SUPPLIED INFORMATION:

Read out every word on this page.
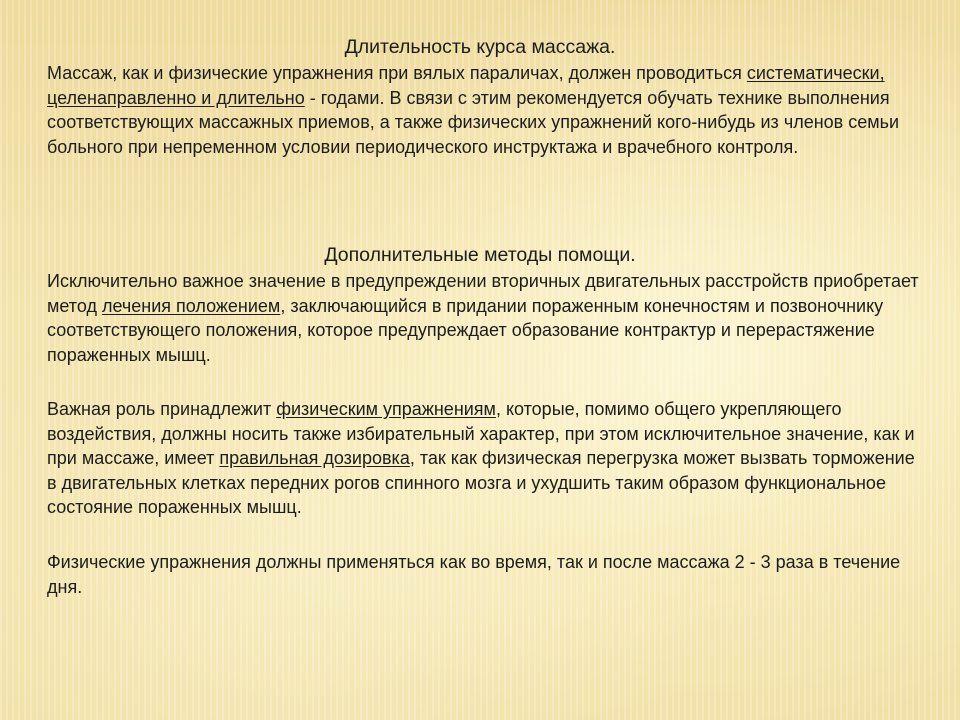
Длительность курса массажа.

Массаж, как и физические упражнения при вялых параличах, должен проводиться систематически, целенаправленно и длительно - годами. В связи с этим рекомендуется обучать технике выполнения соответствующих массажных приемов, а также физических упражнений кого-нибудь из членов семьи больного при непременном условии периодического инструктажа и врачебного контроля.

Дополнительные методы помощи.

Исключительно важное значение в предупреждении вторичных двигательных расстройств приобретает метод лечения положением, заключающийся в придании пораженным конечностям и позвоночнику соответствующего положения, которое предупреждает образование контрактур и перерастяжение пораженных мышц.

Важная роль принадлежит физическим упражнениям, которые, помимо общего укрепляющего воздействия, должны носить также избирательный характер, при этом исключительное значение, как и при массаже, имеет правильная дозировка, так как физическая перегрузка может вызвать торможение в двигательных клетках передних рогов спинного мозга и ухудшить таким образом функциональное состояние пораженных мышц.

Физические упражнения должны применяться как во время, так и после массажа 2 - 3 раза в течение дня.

PROBLEM TO SOLVE:
From the data, list each line in which the string "мышц" appears.

ANSWER TO THE PROBLEM:
Исключительно важное значение в предупреждении вторичных двигательных расстройств приобретает метод лечения положением, заключающийся в придании пораженным конечностям и позвоночнику соответствующего положения, которое предупреждает образование контрактур и перерастяжение пораженных мышц.
Важная роль принадлежит физическим упражнениям, которые, помимо общего укрепляющего воздействия, должны носить также избирательный характер, при этом исключительное значение, как и при массаже, имеет правильная дозировка, так как физическая перегрузка может вызвать торможение в двигательных клетках передних рогов спинного мозга и ухудшить таким образом функциональное состояние пораженных мышц.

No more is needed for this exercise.